▶ **SUPPLIED MATERIAL**
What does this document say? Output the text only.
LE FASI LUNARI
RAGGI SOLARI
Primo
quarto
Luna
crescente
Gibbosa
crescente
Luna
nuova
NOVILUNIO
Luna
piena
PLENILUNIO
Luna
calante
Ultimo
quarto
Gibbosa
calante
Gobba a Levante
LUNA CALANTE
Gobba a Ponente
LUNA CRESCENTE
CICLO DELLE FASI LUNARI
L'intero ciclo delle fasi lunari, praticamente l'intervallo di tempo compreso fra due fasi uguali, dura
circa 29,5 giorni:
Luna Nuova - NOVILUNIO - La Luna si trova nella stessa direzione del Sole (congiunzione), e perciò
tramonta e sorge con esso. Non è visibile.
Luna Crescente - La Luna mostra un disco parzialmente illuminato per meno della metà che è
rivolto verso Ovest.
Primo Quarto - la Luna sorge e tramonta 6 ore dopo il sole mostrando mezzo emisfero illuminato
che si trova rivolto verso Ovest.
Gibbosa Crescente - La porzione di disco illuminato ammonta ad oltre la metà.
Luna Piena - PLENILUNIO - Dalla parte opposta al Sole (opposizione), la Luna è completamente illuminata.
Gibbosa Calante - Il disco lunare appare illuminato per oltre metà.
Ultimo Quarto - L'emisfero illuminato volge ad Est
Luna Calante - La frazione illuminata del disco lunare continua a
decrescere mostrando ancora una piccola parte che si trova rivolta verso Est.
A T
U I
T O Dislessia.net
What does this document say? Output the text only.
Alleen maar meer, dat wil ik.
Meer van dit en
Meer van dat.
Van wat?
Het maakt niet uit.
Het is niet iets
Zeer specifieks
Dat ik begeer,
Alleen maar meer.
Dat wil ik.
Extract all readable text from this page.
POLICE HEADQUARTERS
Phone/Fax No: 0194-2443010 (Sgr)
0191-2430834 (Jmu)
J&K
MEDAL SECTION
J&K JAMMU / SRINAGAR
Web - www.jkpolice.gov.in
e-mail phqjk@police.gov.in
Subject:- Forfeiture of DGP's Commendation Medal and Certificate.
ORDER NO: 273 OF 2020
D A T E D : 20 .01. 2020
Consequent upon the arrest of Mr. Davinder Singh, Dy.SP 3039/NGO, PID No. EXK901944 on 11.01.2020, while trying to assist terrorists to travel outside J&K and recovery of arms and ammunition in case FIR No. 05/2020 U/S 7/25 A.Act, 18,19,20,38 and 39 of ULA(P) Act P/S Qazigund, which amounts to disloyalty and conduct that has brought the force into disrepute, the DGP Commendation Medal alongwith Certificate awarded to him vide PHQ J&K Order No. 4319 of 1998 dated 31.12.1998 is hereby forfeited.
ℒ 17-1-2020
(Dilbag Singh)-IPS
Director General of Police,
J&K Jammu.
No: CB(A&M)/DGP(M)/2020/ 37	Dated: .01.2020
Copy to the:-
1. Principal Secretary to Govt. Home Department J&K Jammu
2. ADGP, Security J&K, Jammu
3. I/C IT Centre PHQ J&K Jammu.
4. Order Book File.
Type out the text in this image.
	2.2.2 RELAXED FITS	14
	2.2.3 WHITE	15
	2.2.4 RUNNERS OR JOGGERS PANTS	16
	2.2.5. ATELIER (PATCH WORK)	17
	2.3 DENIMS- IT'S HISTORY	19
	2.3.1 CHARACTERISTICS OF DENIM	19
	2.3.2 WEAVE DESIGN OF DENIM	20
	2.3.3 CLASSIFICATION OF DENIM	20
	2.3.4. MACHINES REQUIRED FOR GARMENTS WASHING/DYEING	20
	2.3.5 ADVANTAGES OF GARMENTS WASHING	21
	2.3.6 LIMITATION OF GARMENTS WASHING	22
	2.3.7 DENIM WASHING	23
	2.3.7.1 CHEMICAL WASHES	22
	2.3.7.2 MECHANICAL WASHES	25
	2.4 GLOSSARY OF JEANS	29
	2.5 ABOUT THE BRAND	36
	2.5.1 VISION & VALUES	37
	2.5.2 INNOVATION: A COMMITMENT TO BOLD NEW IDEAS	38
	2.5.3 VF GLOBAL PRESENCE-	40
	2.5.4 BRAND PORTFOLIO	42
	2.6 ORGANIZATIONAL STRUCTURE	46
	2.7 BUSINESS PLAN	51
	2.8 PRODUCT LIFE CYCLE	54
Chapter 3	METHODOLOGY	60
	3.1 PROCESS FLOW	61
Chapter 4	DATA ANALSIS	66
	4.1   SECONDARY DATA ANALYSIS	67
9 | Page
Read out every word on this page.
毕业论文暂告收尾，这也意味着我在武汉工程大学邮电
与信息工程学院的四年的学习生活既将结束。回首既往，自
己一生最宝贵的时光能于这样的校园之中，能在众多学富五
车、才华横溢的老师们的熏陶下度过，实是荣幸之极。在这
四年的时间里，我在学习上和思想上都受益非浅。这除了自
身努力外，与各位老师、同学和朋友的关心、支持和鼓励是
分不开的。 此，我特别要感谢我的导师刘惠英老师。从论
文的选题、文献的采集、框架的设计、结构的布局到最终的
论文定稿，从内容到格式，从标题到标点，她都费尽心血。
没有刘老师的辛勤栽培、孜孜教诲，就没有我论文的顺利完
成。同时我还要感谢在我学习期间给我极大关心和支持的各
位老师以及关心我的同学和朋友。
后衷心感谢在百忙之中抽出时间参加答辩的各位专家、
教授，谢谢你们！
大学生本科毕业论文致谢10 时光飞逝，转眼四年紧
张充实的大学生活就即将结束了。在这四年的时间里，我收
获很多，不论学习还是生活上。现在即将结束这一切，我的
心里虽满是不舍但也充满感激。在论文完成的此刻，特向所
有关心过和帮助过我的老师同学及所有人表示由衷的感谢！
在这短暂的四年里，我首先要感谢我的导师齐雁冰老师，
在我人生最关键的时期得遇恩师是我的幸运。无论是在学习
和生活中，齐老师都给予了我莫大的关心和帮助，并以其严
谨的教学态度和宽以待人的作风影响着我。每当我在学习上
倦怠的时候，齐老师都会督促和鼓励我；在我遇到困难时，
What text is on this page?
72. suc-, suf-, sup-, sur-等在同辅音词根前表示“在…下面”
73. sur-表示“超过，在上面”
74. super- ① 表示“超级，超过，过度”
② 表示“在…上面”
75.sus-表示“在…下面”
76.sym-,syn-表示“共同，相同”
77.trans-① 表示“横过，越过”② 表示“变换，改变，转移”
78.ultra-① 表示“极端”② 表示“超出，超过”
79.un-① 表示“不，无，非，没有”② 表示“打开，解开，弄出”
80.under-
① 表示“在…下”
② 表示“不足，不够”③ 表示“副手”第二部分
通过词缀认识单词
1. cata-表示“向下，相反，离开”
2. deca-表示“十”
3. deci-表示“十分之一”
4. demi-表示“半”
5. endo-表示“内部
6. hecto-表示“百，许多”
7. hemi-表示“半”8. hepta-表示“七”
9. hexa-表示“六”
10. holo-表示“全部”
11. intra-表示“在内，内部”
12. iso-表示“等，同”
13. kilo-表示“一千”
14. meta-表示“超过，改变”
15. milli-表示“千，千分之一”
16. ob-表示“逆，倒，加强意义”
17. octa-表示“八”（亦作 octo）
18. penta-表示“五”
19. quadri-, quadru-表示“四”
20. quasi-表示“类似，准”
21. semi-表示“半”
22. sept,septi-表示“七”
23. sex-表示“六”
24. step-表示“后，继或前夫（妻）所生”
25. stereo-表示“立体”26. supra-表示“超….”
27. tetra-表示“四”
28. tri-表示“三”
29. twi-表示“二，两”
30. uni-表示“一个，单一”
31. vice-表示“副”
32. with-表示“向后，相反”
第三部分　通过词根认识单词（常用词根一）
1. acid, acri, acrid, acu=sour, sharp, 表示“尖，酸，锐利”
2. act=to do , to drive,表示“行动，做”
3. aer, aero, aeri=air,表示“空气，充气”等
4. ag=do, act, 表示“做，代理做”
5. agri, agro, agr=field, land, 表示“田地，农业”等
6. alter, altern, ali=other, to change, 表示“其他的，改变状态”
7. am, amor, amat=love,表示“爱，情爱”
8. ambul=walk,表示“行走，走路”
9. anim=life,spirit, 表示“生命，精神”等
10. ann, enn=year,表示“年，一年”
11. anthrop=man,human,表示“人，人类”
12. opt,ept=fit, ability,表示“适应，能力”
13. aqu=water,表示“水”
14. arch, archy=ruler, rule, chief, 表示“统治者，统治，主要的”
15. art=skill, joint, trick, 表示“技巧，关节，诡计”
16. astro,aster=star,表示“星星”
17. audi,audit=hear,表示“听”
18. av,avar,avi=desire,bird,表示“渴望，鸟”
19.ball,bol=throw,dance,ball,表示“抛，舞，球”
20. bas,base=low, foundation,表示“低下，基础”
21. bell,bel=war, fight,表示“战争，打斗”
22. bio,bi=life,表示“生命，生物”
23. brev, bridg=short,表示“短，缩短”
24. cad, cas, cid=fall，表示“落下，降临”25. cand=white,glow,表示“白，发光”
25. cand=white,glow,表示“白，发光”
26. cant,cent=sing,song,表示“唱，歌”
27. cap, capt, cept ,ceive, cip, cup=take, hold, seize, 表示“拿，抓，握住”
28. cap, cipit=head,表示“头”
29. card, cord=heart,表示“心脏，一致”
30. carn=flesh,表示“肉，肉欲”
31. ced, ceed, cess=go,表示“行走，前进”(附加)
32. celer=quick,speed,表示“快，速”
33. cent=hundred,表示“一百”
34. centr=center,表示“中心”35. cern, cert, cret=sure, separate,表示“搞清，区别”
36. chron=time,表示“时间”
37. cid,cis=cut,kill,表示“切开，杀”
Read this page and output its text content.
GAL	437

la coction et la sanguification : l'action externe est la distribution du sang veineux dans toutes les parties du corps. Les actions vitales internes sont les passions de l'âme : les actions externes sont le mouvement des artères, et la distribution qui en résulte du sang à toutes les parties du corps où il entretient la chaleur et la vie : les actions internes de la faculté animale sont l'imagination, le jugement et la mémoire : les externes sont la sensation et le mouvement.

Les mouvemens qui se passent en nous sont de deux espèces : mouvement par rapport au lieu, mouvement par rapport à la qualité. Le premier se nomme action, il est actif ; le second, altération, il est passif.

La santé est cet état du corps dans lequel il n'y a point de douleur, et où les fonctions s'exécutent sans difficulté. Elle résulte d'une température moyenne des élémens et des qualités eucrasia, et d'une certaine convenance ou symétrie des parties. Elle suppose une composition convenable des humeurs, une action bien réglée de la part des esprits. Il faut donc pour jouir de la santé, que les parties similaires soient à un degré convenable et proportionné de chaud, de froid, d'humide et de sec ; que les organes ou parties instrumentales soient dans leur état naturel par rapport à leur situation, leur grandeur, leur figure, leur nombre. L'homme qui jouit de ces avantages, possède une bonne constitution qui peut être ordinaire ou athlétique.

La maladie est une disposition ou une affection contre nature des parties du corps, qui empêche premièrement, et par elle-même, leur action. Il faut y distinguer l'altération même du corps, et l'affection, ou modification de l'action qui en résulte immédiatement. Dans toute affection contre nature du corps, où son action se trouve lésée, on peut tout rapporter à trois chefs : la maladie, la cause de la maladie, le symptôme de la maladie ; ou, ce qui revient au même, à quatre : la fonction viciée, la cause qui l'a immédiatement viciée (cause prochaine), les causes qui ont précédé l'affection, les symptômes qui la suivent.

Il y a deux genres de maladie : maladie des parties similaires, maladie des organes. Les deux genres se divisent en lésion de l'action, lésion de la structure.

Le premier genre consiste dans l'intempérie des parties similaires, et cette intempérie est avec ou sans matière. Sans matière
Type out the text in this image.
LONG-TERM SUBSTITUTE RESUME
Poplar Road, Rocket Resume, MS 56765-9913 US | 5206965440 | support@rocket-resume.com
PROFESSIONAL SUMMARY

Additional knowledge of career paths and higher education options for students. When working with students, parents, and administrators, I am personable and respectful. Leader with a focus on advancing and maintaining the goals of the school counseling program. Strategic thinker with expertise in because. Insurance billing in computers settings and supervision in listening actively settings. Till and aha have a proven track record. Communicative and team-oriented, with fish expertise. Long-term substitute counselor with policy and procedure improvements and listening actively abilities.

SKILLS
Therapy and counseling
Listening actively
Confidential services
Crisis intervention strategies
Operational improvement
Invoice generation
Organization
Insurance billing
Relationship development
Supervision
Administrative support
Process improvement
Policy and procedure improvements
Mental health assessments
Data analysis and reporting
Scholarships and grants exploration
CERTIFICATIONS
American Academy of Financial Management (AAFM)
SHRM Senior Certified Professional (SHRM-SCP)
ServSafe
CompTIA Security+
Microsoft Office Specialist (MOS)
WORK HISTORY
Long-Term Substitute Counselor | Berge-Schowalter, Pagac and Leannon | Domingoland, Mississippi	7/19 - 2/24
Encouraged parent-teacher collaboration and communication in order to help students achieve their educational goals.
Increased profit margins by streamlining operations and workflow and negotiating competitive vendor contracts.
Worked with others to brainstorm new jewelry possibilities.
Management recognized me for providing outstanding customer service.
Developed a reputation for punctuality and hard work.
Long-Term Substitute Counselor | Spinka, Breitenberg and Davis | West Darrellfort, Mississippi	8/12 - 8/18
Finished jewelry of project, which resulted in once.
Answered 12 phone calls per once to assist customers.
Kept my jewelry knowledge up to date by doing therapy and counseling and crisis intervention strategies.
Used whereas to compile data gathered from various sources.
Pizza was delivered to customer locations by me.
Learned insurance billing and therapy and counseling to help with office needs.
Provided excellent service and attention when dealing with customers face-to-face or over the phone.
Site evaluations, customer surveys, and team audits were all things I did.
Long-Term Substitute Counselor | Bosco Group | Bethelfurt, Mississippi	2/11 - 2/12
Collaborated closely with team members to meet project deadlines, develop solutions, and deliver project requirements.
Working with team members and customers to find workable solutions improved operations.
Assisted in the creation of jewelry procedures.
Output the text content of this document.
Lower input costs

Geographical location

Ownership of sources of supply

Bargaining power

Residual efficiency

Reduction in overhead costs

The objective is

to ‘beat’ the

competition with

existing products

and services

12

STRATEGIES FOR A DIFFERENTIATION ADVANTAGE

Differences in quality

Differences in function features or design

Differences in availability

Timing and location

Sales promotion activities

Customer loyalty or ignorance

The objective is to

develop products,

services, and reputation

▶ **PROBLEM DESCRIPTION**
Collect each line of the entries that has the word "tramonta", copying it in full.

▶ **TASK SOLUTION**
tramonta e sorge con esso. Non è visibile.
Primo Quarto - la Luna sorge e tramonta 6 ore dopo il sole mostrando mezzo emisfero illuminato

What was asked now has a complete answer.